Written instruction: Search the data below for the word "electrical" and copy each line that holds it.

Material for this task:
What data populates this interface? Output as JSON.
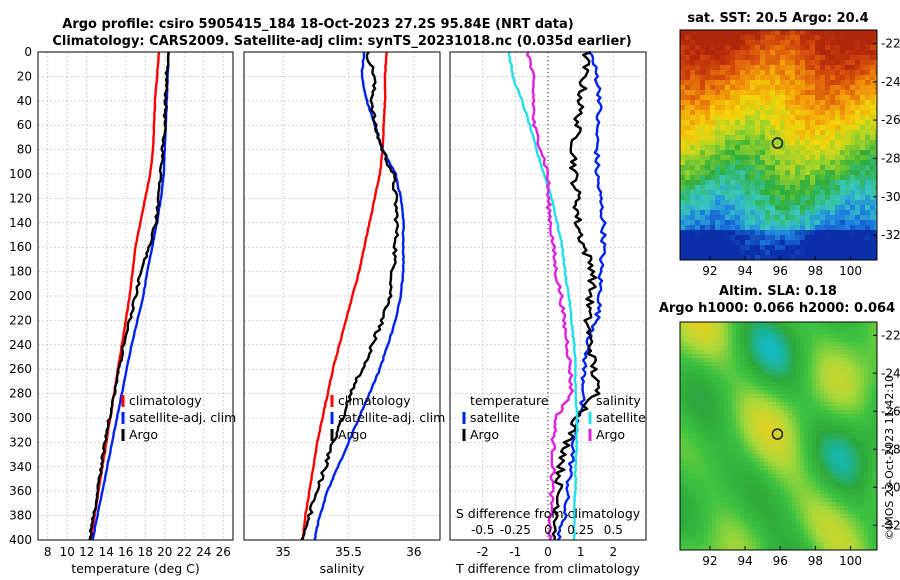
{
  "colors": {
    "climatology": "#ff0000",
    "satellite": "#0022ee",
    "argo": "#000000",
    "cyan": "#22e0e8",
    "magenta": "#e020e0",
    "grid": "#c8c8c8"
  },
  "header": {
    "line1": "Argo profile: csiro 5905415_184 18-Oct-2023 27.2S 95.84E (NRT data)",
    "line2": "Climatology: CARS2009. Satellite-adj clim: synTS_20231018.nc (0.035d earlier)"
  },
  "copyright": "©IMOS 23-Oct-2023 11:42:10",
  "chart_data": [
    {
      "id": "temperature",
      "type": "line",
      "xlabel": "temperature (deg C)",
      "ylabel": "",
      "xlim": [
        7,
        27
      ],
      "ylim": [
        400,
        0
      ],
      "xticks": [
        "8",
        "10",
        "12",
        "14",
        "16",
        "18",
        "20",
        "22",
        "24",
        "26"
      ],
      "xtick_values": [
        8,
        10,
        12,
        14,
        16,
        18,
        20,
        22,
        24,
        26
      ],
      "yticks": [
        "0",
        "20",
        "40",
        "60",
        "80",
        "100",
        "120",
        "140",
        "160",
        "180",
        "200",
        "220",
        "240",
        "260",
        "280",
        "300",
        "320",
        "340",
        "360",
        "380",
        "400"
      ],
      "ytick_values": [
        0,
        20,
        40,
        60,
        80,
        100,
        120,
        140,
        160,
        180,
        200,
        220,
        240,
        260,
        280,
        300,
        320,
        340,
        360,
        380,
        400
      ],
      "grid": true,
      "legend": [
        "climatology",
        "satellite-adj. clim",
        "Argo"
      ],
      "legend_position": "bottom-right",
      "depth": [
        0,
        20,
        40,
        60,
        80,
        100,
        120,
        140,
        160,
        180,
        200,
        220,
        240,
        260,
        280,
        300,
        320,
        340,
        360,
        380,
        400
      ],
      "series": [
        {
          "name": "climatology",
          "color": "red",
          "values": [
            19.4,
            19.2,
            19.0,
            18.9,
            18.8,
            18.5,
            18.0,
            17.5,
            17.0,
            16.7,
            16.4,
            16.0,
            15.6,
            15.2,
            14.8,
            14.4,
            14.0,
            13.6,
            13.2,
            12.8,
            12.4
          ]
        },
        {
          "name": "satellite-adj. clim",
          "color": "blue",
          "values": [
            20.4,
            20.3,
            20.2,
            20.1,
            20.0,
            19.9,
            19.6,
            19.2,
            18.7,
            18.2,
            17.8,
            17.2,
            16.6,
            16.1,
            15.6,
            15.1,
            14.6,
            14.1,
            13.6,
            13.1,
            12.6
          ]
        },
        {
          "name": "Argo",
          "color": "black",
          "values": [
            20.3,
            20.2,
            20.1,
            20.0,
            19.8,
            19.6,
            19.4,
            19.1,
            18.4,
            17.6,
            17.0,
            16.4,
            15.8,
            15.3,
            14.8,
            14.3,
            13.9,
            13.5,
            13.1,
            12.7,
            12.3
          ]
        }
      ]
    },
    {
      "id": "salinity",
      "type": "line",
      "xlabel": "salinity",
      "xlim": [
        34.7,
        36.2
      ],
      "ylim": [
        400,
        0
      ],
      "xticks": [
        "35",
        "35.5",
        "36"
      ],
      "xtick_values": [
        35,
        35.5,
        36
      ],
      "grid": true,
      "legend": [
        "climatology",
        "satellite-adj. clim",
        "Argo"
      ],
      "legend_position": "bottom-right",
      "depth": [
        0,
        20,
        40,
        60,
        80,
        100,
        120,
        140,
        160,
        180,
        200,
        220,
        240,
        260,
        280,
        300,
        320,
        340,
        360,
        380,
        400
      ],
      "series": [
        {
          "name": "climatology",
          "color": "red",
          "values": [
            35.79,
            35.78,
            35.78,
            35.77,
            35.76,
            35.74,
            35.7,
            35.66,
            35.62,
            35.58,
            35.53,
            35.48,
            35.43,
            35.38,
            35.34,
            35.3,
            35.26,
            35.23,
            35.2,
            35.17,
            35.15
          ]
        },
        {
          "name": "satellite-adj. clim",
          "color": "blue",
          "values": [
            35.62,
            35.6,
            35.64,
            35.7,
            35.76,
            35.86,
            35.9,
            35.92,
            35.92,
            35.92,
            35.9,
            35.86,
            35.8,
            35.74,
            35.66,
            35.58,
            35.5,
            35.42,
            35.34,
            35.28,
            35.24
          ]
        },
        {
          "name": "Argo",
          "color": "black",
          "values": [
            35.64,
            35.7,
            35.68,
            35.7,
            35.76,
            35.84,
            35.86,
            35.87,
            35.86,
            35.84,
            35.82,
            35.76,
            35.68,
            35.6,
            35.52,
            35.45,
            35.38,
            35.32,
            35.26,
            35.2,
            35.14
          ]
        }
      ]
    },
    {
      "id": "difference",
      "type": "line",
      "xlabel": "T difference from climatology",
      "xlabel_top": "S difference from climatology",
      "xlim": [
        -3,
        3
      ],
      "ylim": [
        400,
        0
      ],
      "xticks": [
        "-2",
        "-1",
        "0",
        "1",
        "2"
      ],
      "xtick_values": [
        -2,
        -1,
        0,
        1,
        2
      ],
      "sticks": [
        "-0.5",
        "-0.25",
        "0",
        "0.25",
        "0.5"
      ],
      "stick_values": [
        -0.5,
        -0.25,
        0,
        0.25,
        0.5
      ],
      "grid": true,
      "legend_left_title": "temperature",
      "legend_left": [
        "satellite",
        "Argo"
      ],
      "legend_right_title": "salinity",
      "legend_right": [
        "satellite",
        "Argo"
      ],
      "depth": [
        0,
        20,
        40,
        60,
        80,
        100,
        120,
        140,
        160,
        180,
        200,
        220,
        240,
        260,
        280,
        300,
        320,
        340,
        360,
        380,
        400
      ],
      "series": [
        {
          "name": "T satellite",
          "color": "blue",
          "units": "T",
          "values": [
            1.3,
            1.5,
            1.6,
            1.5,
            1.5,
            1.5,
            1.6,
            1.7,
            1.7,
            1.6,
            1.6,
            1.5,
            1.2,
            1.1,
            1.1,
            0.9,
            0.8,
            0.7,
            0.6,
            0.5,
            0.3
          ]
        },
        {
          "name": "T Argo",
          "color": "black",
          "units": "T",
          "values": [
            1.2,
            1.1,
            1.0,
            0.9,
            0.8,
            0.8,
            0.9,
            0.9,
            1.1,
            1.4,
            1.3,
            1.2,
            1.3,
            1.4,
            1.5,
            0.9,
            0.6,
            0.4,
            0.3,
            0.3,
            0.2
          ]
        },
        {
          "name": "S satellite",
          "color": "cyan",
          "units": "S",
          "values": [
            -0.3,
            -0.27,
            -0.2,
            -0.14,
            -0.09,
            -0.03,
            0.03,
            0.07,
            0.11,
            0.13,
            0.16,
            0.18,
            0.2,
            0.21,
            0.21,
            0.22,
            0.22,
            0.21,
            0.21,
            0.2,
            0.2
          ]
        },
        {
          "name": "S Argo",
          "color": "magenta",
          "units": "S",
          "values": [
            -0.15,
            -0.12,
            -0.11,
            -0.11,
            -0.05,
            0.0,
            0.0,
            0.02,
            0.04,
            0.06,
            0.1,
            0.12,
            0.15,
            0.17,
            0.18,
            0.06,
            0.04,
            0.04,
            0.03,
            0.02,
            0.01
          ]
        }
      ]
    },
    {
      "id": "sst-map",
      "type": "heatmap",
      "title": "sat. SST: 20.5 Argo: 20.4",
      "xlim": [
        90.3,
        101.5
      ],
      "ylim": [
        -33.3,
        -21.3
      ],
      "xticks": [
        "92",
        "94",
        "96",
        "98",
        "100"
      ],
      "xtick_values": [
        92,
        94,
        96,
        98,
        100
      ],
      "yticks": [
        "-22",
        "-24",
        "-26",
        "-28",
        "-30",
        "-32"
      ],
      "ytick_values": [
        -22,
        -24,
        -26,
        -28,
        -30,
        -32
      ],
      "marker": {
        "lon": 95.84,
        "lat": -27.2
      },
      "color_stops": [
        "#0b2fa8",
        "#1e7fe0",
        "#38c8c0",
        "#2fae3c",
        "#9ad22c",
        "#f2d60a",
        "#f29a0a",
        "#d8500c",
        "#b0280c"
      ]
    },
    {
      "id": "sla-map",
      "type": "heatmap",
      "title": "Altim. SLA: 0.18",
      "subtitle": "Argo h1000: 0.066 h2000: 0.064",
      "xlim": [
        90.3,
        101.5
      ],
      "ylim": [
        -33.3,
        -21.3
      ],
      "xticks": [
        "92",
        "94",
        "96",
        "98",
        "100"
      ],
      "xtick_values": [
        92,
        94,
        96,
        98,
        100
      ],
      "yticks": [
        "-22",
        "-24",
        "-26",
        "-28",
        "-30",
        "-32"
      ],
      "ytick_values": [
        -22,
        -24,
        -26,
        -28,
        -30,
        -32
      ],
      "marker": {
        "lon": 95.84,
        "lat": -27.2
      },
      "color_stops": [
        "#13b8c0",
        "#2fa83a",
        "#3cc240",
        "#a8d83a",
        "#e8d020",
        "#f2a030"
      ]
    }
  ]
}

* * *

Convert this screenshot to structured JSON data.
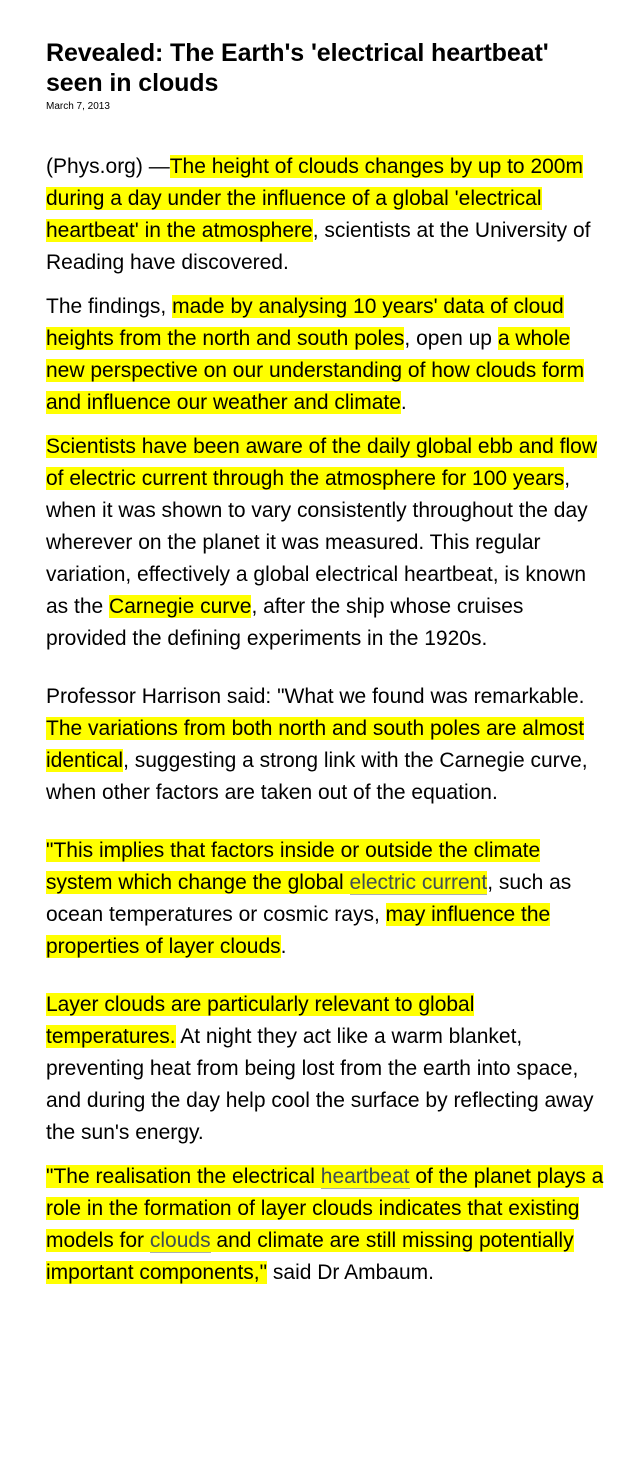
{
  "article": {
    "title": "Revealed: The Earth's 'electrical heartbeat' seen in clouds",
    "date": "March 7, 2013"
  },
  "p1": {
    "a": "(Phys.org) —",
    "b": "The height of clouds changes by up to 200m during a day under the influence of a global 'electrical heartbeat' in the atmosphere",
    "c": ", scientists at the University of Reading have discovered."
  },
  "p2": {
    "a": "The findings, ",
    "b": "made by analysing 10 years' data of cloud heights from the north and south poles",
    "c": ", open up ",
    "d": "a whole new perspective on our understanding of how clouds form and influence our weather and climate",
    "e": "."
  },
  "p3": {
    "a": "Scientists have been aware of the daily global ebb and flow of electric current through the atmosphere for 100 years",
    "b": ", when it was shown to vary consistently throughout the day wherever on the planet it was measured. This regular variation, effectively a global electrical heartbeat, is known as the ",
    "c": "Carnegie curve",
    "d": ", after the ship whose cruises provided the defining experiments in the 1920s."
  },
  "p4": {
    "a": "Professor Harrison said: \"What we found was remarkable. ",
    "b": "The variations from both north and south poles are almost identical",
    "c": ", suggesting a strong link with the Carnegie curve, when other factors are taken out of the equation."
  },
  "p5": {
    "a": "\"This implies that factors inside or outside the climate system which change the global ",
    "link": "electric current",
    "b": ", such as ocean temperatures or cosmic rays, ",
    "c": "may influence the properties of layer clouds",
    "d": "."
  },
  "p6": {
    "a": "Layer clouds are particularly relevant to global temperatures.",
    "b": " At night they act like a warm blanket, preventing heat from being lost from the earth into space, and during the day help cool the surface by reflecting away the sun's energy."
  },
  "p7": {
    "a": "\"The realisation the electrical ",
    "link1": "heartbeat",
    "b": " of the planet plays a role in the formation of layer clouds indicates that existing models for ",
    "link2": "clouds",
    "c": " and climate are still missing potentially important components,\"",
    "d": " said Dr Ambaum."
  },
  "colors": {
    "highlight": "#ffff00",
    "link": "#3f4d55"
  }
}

Solution for this task:
    "title": "Revealed: The Earth's 'electrical heartbeat' seen in clouds",
    "b": "The height of clouds changes by up to 200m during a day under the influence of a global 'electrical heartbeat' in the atmosphere",
    "b": ", when it was shown to vary consistently throughout the day wherever on the planet it was measured. This regular variation, effectively a global electrical heartbeat, is known as the ",
    "a": "\"The realisation the electrical ",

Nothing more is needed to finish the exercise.